Problem details:
Copy all the data exactly, except the pictures.

Extracted information:
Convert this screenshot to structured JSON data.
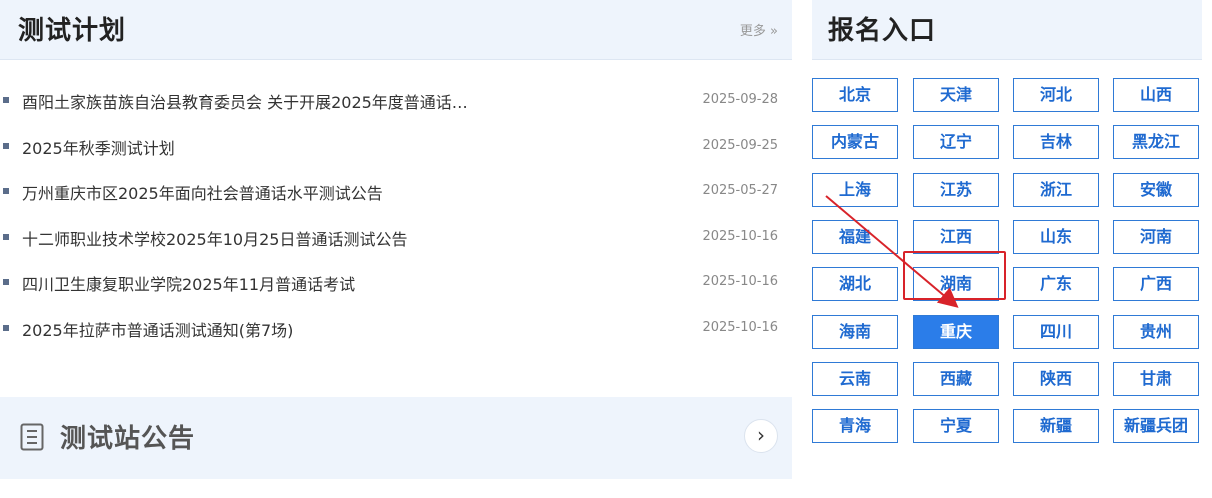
{
  "test_plan": {
    "title": "测试计划",
    "more": "更多 »",
    "items": [
      {
        "title": "酉阳土家族苗族自治县教育委员会 关于开展2025年度普通话…",
        "date": "2025-09-28"
      },
      {
        "title": "2025年秋季测试计划",
        "date": "2025-09-25"
      },
      {
        "title": "万州重庆市区2025年面向社会普通话水平测试公告",
        "date": "2025-05-27"
      },
      {
        "title": "十二师职业技术学校2025年10月25日普通话测试公告",
        "date": "2025-10-16"
      },
      {
        "title": "四川卫生康复职业学院2025年11月普通话考试",
        "date": "2025-10-16"
      },
      {
        "title": "2025年拉萨市普通话测试通知(第7场)",
        "date": "2025-10-16"
      }
    ]
  },
  "station_notice": {
    "title": "测试站公告",
    "arrow": "›"
  },
  "registration": {
    "title": "报名入口",
    "provinces": [
      "北京",
      "天津",
      "河北",
      "山西",
      "内蒙古",
      "辽宁",
      "吉林",
      "黑龙江",
      "上海",
      "江苏",
      "浙江",
      "安徽",
      "福建",
      "江西",
      "山东",
      "河南",
      "湖北",
      "湖南",
      "广东",
      "广西",
      "海南",
      "重庆",
      "四川",
      "贵州",
      "云南",
      "西藏",
      "陕西",
      "甘肃",
      "青海",
      "宁夏",
      "新疆",
      "新疆兵团"
    ],
    "active": "重庆"
  },
  "colors": {
    "accent": "#2b7de9",
    "highlight": "#d8232a",
    "panel_bg": "#eef4fc"
  }
}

Exercise output:
Convert this screenshot to structured JSON data.
{
  "test_plan": {
    "title": "测试计划",
    "more": "更多 »",
    "items": [
      {
        "title": "酉阳土家族苗族自治县教育委员会 关于开展2025年度普通话…",
        "date": "2025-09-28"
      },
      {
        "title": "2025年秋季测试计划",
        "date": "2025-09-25"
      },
      {
        "title": "万州重庆市区2025年面向社会普通话水平测试公告",
        "date": "2025-05-27"
      },
      {
        "title": "十二师职业技术学校2025年10月25日普通话测试公告",
        "date": "2025-10-16"
      },
      {
        "title": "四川卫生康复职业学院2025年11月普通话考试",
        "date": "2025-10-16"
      },
      {
        "title": "2025年拉萨市普通话测试通知(第7场)",
        "date": "2025-10-16"
      }
    ]
  },
  "station_notice": {
    "title": "测试站公告",
    "arrow": "›"
  },
  "registration": {
    "title": "报名入口",
    "provinces": [
      "北京",
      "天津",
      "河北",
      "山西",
      "内蒙古",
      "辽宁",
      "吉林",
      "黑龙江",
      "上海",
      "江苏",
      "浙江",
      "安徽",
      "福建",
      "江西",
      "山东",
      "河南",
      "湖北",
      "湖南",
      "广东",
      "广西",
      "海南",
      "重庆",
      "四川",
      "贵州",
      "云南",
      "西藏",
      "陕西",
      "甘肃",
      "青海",
      "宁夏",
      "新疆",
      "新疆兵团"
    ],
    "active": "重庆"
  },
  "colors": {
    "accent": "#2b7de9",
    "highlight": "#d8232a",
    "panel_bg": "#eef4fc"
  }
}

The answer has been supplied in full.